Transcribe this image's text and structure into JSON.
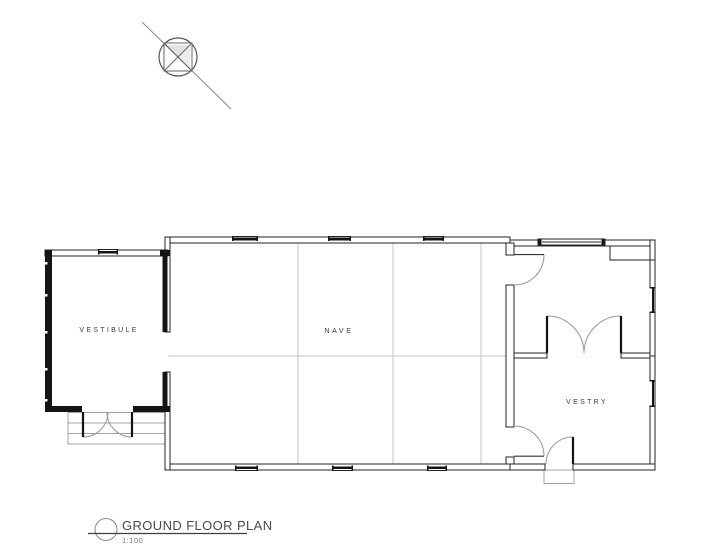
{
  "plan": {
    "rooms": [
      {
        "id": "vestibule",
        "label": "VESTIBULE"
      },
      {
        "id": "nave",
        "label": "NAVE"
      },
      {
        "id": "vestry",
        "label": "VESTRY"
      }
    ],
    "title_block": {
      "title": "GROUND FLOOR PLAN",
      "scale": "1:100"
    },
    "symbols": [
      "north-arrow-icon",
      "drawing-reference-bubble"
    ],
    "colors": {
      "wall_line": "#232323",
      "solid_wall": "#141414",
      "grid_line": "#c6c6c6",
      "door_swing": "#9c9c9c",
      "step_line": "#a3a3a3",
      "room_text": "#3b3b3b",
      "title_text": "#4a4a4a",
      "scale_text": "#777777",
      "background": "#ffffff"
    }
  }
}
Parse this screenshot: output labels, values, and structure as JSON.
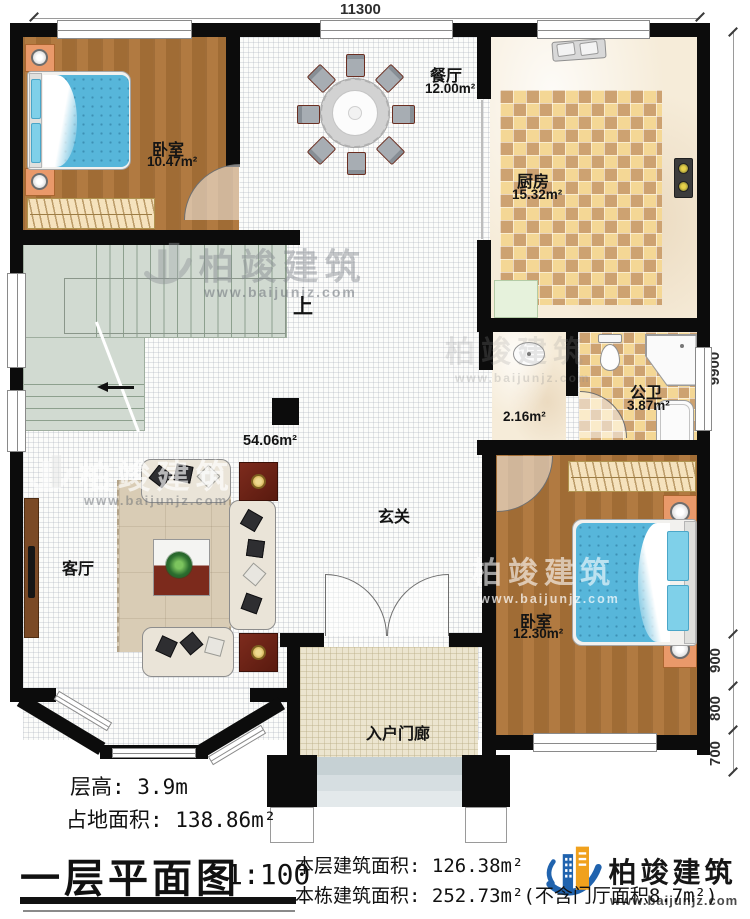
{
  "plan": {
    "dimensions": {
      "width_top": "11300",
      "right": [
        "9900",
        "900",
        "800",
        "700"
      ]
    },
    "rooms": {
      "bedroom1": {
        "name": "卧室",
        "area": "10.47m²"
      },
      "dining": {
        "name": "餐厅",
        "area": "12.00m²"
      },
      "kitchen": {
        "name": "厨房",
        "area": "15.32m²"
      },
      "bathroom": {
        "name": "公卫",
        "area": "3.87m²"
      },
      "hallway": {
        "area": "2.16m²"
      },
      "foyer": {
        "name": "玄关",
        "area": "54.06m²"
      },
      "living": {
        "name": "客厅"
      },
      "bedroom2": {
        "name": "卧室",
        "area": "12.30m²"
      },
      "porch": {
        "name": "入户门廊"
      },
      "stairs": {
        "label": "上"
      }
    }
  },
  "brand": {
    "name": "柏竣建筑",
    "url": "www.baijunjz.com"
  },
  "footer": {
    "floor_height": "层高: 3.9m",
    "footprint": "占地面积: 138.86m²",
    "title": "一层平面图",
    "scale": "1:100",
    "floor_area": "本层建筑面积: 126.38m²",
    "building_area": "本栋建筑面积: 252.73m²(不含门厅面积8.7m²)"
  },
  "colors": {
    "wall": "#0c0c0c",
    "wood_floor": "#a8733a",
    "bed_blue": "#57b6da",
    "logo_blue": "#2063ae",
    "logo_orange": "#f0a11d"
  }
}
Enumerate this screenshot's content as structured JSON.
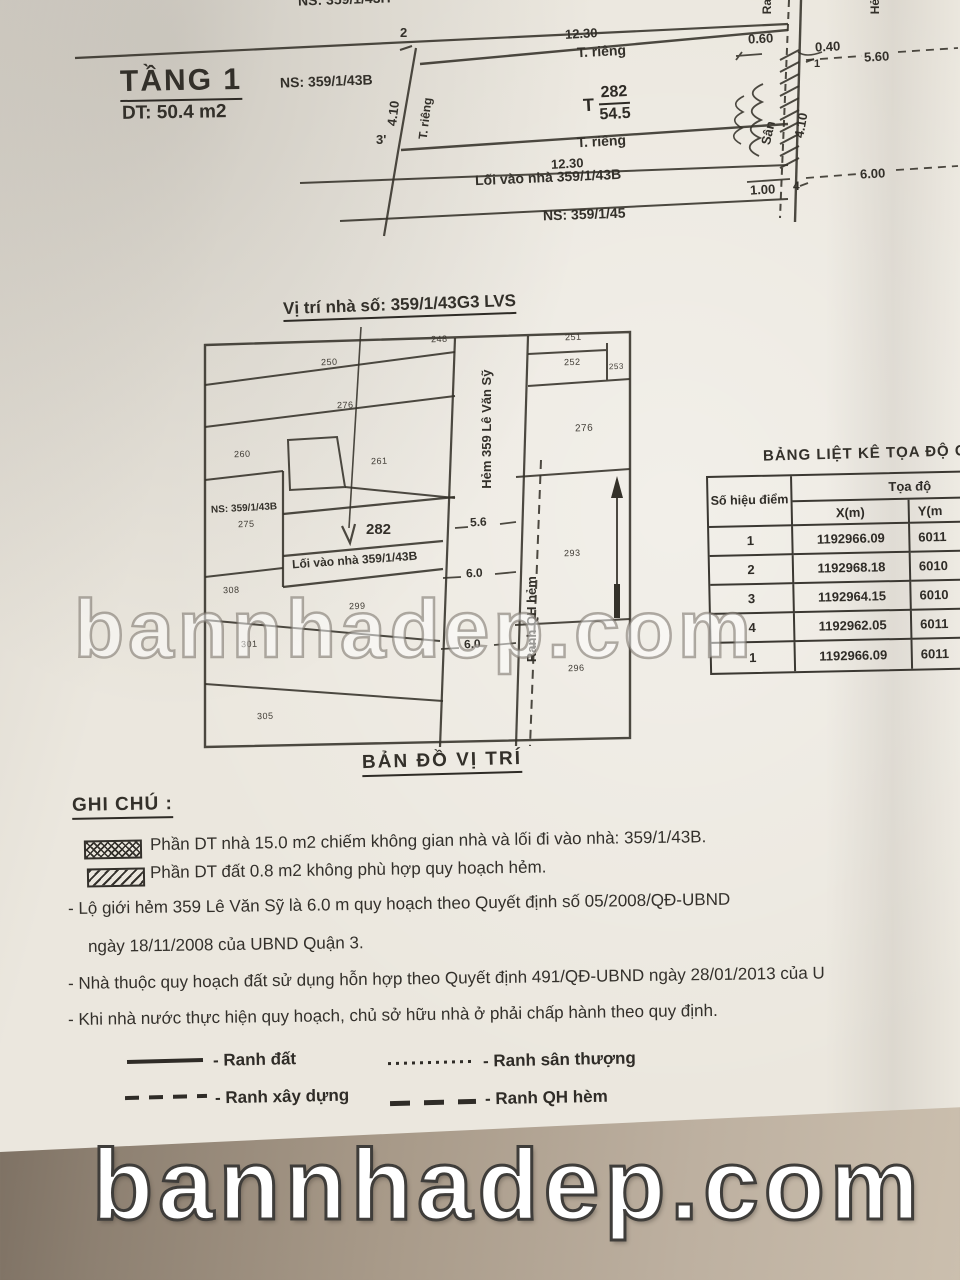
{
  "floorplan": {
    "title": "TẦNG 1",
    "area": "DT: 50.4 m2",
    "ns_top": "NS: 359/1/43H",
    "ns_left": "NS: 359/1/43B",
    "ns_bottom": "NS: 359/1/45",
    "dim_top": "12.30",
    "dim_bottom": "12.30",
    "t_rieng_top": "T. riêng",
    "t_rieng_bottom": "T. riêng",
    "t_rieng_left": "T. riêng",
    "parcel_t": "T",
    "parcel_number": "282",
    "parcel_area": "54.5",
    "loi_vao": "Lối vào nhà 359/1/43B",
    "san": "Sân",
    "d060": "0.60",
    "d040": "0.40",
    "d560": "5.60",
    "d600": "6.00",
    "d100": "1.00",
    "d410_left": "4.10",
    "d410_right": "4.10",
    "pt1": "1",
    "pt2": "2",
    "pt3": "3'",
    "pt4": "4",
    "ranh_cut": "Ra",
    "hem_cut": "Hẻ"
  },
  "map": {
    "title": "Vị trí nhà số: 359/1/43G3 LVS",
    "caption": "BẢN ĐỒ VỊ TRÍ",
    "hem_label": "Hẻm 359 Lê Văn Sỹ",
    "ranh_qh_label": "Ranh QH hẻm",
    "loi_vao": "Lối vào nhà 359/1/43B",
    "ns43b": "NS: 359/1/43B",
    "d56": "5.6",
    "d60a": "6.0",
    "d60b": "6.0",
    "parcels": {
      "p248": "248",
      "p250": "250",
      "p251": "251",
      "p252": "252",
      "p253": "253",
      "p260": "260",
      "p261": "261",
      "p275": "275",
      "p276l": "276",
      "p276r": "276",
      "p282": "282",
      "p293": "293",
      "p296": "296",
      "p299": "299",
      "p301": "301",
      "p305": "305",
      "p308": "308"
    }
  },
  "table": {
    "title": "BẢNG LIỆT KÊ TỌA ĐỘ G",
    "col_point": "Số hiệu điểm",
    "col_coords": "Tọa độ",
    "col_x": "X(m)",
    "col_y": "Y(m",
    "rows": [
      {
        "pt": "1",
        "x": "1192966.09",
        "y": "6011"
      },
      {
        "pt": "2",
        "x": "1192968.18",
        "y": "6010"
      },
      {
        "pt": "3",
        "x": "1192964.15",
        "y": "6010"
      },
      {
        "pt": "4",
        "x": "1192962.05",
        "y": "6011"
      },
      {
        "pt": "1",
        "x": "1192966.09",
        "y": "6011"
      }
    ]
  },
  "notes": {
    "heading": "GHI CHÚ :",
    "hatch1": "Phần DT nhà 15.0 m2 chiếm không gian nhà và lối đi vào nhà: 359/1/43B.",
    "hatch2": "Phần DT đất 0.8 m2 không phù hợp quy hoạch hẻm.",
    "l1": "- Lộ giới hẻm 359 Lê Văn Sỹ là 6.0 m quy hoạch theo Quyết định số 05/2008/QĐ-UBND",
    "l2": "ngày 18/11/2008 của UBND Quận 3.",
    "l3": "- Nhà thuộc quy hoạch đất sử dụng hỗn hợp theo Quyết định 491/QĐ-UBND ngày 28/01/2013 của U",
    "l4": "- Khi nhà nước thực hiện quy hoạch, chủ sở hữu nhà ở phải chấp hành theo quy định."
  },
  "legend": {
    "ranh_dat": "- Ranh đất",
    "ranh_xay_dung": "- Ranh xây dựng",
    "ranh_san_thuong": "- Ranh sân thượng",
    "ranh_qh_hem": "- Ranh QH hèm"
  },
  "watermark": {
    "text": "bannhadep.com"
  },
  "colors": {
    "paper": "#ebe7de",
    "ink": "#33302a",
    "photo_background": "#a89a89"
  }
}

***

Return the whole listing, word for word, and leave out every picture.

Transcribe this image's text and structure into JSON.
{
  "plan": {
    "rooms": [
      {
        "id": "vestibule",
        "label": "VESTIBULE"
      },
      {
        "id": "nave",
        "label": "NAVE"
      },
      {
        "id": "vestry",
        "label": "VESTRY"
      }
    ],
    "title_block": {
      "title": "GROUND FLOOR PLAN",
      "scale": "1:100"
    },
    "symbols": [
      "north-arrow-icon",
      "drawing-reference-bubble"
    ],
    "colors": {
      "wall_line": "#232323",
      "solid_wall": "#141414",
      "grid_line": "#c6c6c6",
      "door_swing": "#9c9c9c",
      "step_line": "#a3a3a3",
      "room_text": "#3b3b3b",
      "title_text": "#4a4a4a",
      "scale_text": "#777777",
      "background": "#ffffff"
    }
  }
}
Parse this screenshot: output labels, values, and structure as JSON.
{
  "plan": {
    "dimensions": {
      "width_top": "11300",
      "right": [
        "9900",
        "900",
        "800",
        "700"
      ]
    },
    "rooms": {
      "bedroom1": {
        "name": "卧室",
        "area": "10.47m²"
      },
      "dining": {
        "name": "餐厅",
        "area": "12.00m²"
      },
      "kitchen": {
        "name": "厨房",
        "area": "15.32m²"
      },
      "bathroom": {
        "name": "公卫",
        "area": "3.87m²"
      },
      "hallway": {
        "area": "2.16m²"
      },
      "foyer": {
        "name": "玄关",
        "area": "54.06m²"
      },
      "living": {
        "name": "客厅"
      },
      "bedroom2": {
        "name": "卧室",
        "area": "12.30m²"
      },
      "porch": {
        "name": "入户门廊"
      },
      "stairs": {
        "label": "上"
      }
    }
  },
  "brand": {
    "name": "柏竣建筑",
    "url": "www.baijunjz.com"
  },
  "footer": {
    "floor_height": "层高: 3.9m",
    "footprint": "占地面积: 138.86m²",
    "title": "一层平面图",
    "scale": "1:100",
    "floor_area": "本层建筑面积: 126.38m²",
    "building_area": "本栋建筑面积: 252.73m²(不含门厅面积8.7m²)"
  },
  "colors": {
    "wall": "#0c0c0c",
    "wood_floor": "#a8733a",
    "bed_blue": "#57b6da",
    "logo_blue": "#2063ae",
    "logo_orange": "#f0a11d"
  }
}
Enumerate this screenshot's content as structured JSON.
{
  "floorplan": {
    "title": "TẦNG 1",
    "area": "DT: 50.4 m2",
    "ns_top": "NS: 359/1/43H",
    "ns_left": "NS: 359/1/43B",
    "ns_bottom": "NS: 359/1/45",
    "dim_top": "12.30",
    "dim_bottom": "12.30",
    "t_rieng_top": "T. riêng",
    "t_rieng_bottom": "T. riêng",
    "t_rieng_left": "T. riêng",
    "parcel_t": "T",
    "parcel_number": "282",
    "parcel_area": "54.5",
    "loi_vao": "Lối vào nhà 359/1/43B",
    "san": "Sân",
    "d060": "0.60",
    "d040": "0.40",
    "d560": "5.60",
    "d600": "6.00",
    "d100": "1.00",
    "d410_left": "4.10",
    "d410_right": "4.10",
    "pt1": "1",
    "pt2": "2",
    "pt3": "3'",
    "pt4": "4",
    "ranh_cut": "Ra",
    "hem_cut": "Hẻ"
  },
  "map": {
    "title": "Vị trí nhà số: 359/1/43G3 LVS",
    "caption": "BẢN ĐỒ VỊ TRÍ",
    "hem_label": "Hẻm 359 Lê Văn Sỹ",
    "ranh_qh_label": "Ranh QH hẻm",
    "loi_vao": "Lối vào nhà 359/1/43B",
    "ns43b": "NS: 359/1/43B",
    "d56": "5.6",
    "d60a": "6.0",
    "d60b": "6.0",
    "parcels": {
      "p248": "248",
      "p250": "250",
      "p251": "251",
      "p252": "252",
      "p253": "253",
      "p260": "260",
      "p261": "261",
      "p275": "275",
      "p276l": "276",
      "p276r": "276",
      "p282": "282",
      "p293": "293",
      "p296": "296",
      "p299": "299",
      "p301": "301",
      "p305": "305",
      "p308": "308"
    }
  },
  "table": {
    "title": "BẢNG LIỆT KÊ TỌA ĐỘ G",
    "col_point": "Số hiệu điểm",
    "col_coords": "Tọa độ",
    "col_x": "X(m)",
    "col_y": "Y(m",
    "rows": [
      {
        "pt": "1",
        "x": "1192966.09",
        "y": "6011"
      },
      {
        "pt": "2",
        "x": "1192968.18",
        "y": "6010"
      },
      {
        "pt": "3",
        "x": "1192964.15",
        "y": "6010"
      },
      {
        "pt": "4",
        "x": "1192962.05",
        "y": "6011"
      },
      {
        "pt": "1",
        "x": "1192966.09",
        "y": "6011"
      }
    ]
  },
  "notes": {
    "heading": "GHI CHÚ :",
    "hatch1": "Phần DT nhà 15.0 m2 chiếm không gian nhà và lối đi vào nhà: 359/1/43B.",
    "hatch2": "Phần DT đất 0.8 m2 không phù hợp quy hoạch hẻm.",
    "l1": "- Lộ giới hẻm 359 Lê Văn Sỹ là 6.0 m quy hoạch theo Quyết định số 05/2008/QĐ-UBND",
    "l2": "ngày 18/11/2008 của UBND Quận 3.",
    "l3": "- Nhà thuộc quy hoạch đất sử dụng hỗn hợp theo Quyết định 491/QĐ-UBND ngày 28/01/2013 của U",
    "l4": "- Khi nhà nước thực hiện quy hoạch, chủ sở hữu nhà ở phải chấp hành theo quy định."
  },
  "legend": {
    "ranh_dat": "- Ranh đất",
    "ranh_xay_dung": "- Ranh xây dựng",
    "ranh_san_thuong": "- Ranh sân thượng",
    "ranh_qh_hem": "- Ranh QH hèm"
  },
  "watermark": {
    "text": "bannhadep.com"
  },
  "colors": {
    "paper": "#ebe7de",
    "ink": "#33302a",
    "photo_background": "#a89a89"
  }
}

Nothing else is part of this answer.